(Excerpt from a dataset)

::::::::::

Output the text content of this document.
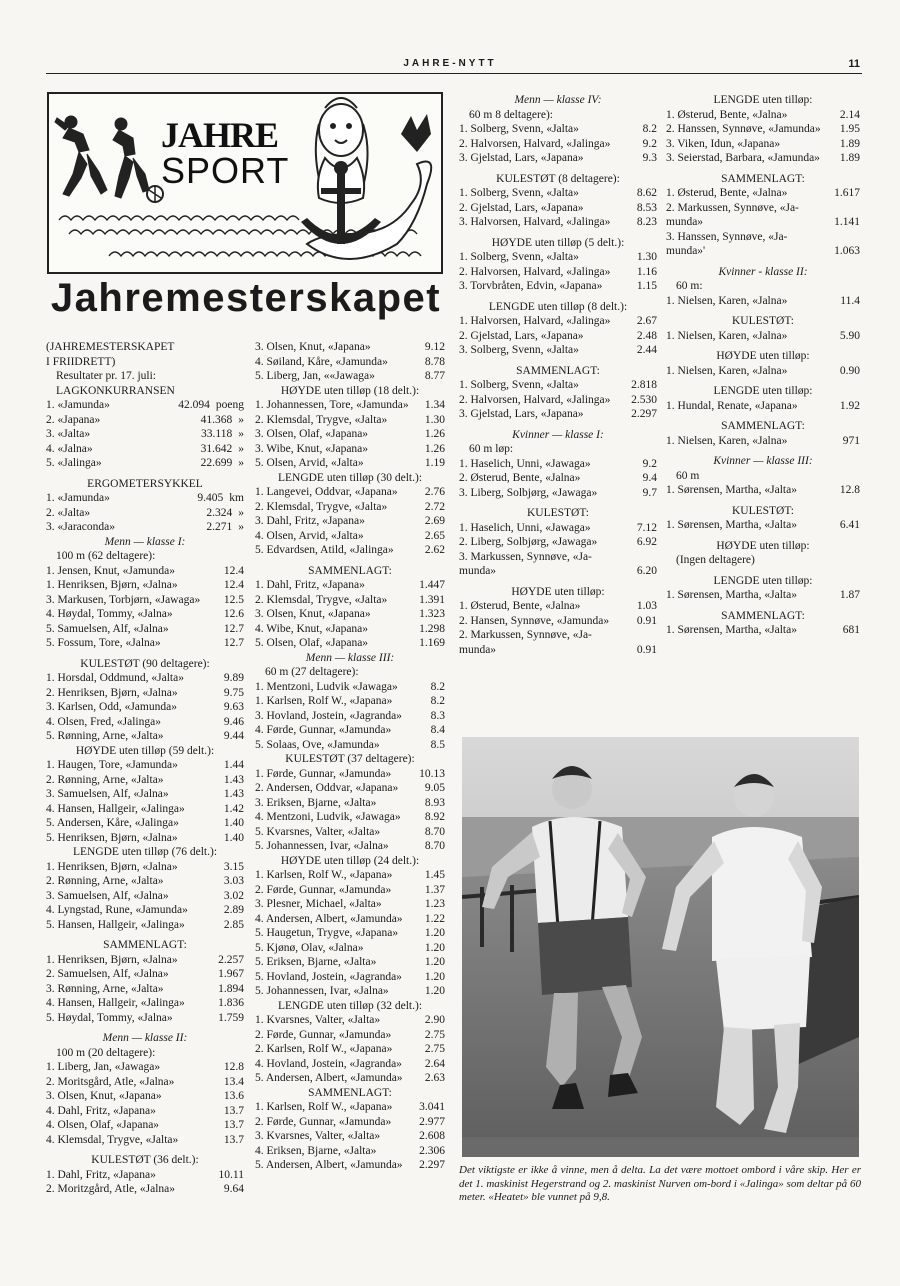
JAHRE-NYTT	11
JAHRE
SPORT
Jahremesterskapet
(JAHREMESTERSKAPET
I FRIIDRETT)
Resultater pr. 17. juli:
LAGKONKURRANSEN
1. «Jamunda»	42.094 poeng
2. «Japana»	41.368 »
3. «Jalta»	33.118 »
4. «Jalna»	31.642 »
5. «Jalinga»	22.699 »
ERGOMETERSYKKEL
1. «Jamunda»	9.405 km
2. «Jalta»	2.324 »
3. «Jaraconda»	2.271 »
Menn — klasse I:
100 m (62 deltagere):
1. Jensen, Knut, «Jamunda»	12.4
1. Henriksen, Bjørn, «Jalna»	12.4
3. Markusen, Torbjørn, «Jawaga»	12.5
4. Høydal, Tommy, «Jalna»	12.6
5. Samuelsen, Alf, «Jalna»	12.7
5. Fossum, Tore, «Jalna»	12.7
KULESTØT (90 deltagere):
1. Horsdal, Oddmund, «Jalta»	9.89
2. Henriksen, Bjørn, «Jalna»	9.75
3. Karlsen, Odd, «Jamunda»	9.63
4. Olsen, Fred, «Jalinga»	9.46
5. Rønning, Arne, «Jalta»	9.44
HØYDE uten tilløp (59 delt.):
1. Haugen, Tore, «Jamunda»	1.44
2. Rønning, Arne, «Jalta»	1.43
3. Samuelsen, Alf, «Jalna»	1.43
4. Hansen, Hallgeir, «Jalinga»	1.42
5. Andersen, Kåre, «Jalinga»	1.40
5. Henriksen, Bjørn, «Jalna»	1.40
LENGDE uten tilløp (76 delt.):
1. Henriksen, Bjørn, «Jalna»	3.15
2. Rønning, Arne, «Jalta»	3.03
3. Samuelsen, Alf, «Jalna»	3.02
4. Lyngstad, Rune, «Jamunda»	2.89
5. Hansen, Hallgeir, «Jalinga»	2.85
SAMMENLAGT:
1. Henriksen, Bjørn, «Jalna»	2.257
2. Samuelsen, Alf, «Jalna»	1.967
3. Rønning, Arne, «Jalta»	1.894
4. Hansen, Hallgeir, «Jalinga»	1.836
5. Høydal, Tommy, «Jalna»	1.759
Menn — klasse II:
100 m (20 deltagere):
1. Liberg, Jan, «Jawaga»	12.8
2. Moritsgård, Atle, «Jalna»	13.4
3. Olsen, Knut, «Japana»	13.6
4. Dahl, Fritz, «Japana»	13.7
4. Olsen, Olaf, «Japana»	13.7
4. Klemsdal, Trygve, «Jalta»	13.7
KULESTØT (36 delt.):
1. Dahl, Fritz, «Japana»	10.11
2. Moritzgård, Atle, «Jalna»	9.64
3. Olsen, Knut, «Japana»	9.12
4. Søiland, Kåre, «Jamunda»	8.78
5. Liberg, Jan, ««Jawaga»	8.77
HØYDE uten tilløp (18 delt.):
1. Johannessen, Tore, «Jamunda»	1.34
2. Klemsdal, Trygve, «Jalta»	1.30
3. Olsen, Olaf, «Japana»	1.26
3. Wibe, Knut, «Japana»	1.26
5. Olsen, Arvid, «Jalta»	1.19
LENGDE uten tilløp (30 delt.):
1. Langevei, Oddvar, «Japana»	2.76
2. Klemsdal, Trygve, «Jalta»	2.72
3. Dahl, Fritz, «Japana»	2.69
4. Olsen, Arvid, «Jalta»	2.65
5. Edvardsen, Atild, «Jalinga»	2.62
SAMMENLAGT:
1. Dahl, Fritz, «Japana»	1.447
2. Klemsdal, Trygve, «Jalta»	1.391
3. Olsen, Knut, «Japana»	1.323
4. Wibe, Knut, «Japana»	1.298
5. Olsen, Olaf, «Japana»	1.169
Menn — klasse III:
60 m (27 deltagere):
1. Mentzoni, Ludvik «Jawaga»	8.2
1. Karlsen, Rolf W., «Japana»	8.2
3. Hovland, Jostein, «Jagranda»	8.3
4. Førde, Gunnar, «Jamunda»	8.4
5. Solaas, Ove, «Jamunda»	8.5
KULESTØT (37 deltagere):
1. Førde, Gunnar, «Jamunda»	10.13
2. Andersen, Oddvar, «Japana»	9.05
3. Eriksen, Bjarne, «Jalta»	8.93
4. Mentzoni, Ludvik, «Jawaga»	8.92
5. Kvarsnes, Valter, «Jalta»	8.70
5. Johannessen, Ivar, «Jalna»	8.70
HØYDE uten tilløp (24 delt.):
1. Karlsen, Rolf W., «Japana»	1.45
2. Førde, Gunnar, «Jamunda»	1.37
3. Plesner, Michael, «Jalta»	1.23
4. Andersen, Albert, «Jamunda»	1.22
5. Haugetun, Trygve, «Japana»	1.20
5. Kjønø, Olav, «Jalna»	1.20
5. Eriksen, Bjarne, «Jalta»	1.20
5. Hovland, Jostein, «Jagranda»	1.20
5. Johannessen, Ivar, «Jalna»	1.20
LENGDE uten tilløp (32 delt.):
1. Kvarsnes, Valter, «Jalta»	2.90
2. Førde, Gunnar, «Jamunda»	2.75
2. Karlsen, Rolf W., «Japana»	2.75
4. Hovland, Jostein, «Jagranda»	2.64
5. Andersen, Albert, «Jamunda»	2.63
SAMMENLAGT:
1. Karlsen, Rolf W., «Japana»	3.041
2. Førde, Gunnar, «Jamunda»	2.977
3. Kvarsnes, Valter, «Jalta»	2.608
4. Eriksen, Bjarne, «Jalta»	2.306
5. Andersen, Albert, «Jamunda»	2.297
Menn — klasse IV:
60 m 8 deltagere):
1. Solberg, Svenn, «Jalta»	8.2
2. Halvorsen, Halvard, «Jalinga»	9.2
3. Gjelstad, Lars, «Japana»	9.3
KULESTØT (8 deltagere):
1. Solberg, Svenn, «Jalta»	8.62
2. Gjelstad, Lars, «Japana»	8.53
3. Halvorsen, Halvard, «Jalinga»	8.23
HØYDE uten tilløp (5 delt.):
1. Solberg, Svenn, «Jalta»	1.30
2. Halvorsen, Halvard, «Jalinga»	1.16
3. Torvbråten, Edvin, «Japana»	1.15
LENGDE uten tilløp (8 delt.):
1. Halvorsen, Halvard, «Jalinga»	2.67
2. Gjelstad, Lars, «Japana»	2.48
3. Solberg, Svenn, «Jalta»	2.44
SAMMENLAGT:
1. Solberg, Svenn, «Jalta»	2.818
2. Halvorsen, Halvard, «Jalinga»	2.530
3. Gjelstad, Lars, «Japana»	2.297
Kvinner — klasse I:
60 m løp:
1. Haselich, Unni, «Jawaga»	9.2
2. Østerud, Bente, «Jalna»	9.4
3. Liberg, Solbjørg, «Jawaga»	9.7
KULESTØT:
1. Haselich, Unni, «Jawaga»	7.12
2. Liberg, Solbjørg, «Jawaga»	6.92
3. Markussen, Synnøve, «Ja-
munda»	6.20
HØYDE uten tilløp:
1. Østerud, Bente, «Jalna»	1.03
2. Hansen, Synnøve, «Jamunda»	0.91
2. Markussen, Synnøve, «Ja-
munda»	0.91
LENGDE uten tilløp:
1. Østerud, Bente, «Jalna»	2.14
2. Hanssen, Synnøve, «Jamunda»	1.95
3. Viken, Idun, «Japana»	1.89
3. Seierstad, Barbara, «Jamunda»	1.89
SAMMENLAGT:
1. Østerud, Bente, «Jalna»	1.617
2. Markussen, Synnøve, «Ja-
munda»	1.141
3. Hanssen, Synnøve, «Ja-
munda»'	1.063
Kvinner - klasse II:
60 m:
1. Nielsen, Karen, «Jalna»	11.4
KULESTØT:
1. Nielsen, Karen, «Jalna»	5.90
HØYDE uten tilløp:
1. Nielsen, Karen, «Jalna»	0.90
LENGDE uten tilløp:
1. Hundal, Renate, «Japana»	1.92
SAMMENLAGT:
1. Nielsen, Karen, «Jalna»	971
Kvinner — klasse III:
60 m
1. Sørensen, Martha, «Jalta»	12.8
KULESTØT:
1. Sørensen, Martha, «Jalta»	6.41
HØYDE uten tilløp:
(Ingen deltagere)
LENGDE uten tilløp:
1. Sørensen, Martha, «Jalta»	1.87
SAMMENLAGT:
1. Sørensen, Martha, «Jalta»	681
Det viktigste er ikke å vinne, men å delta. La det være mottoet ombord i våre skip. Her er det 1. maskinist Hegerstrand og 2. maskinist Nurven om-bord i «Jalinga» som deltar på 60 meter. «Heatet» ble vunnet på 9,8.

::::::::::

Exercise instructions: Collect every line with the string "Høydal" from the records, and copy each.

Response to the exercise:
4. Høydal, Tommy, «Jalna»	12.6
5. Høydal, Tommy, «Jalna»	1.759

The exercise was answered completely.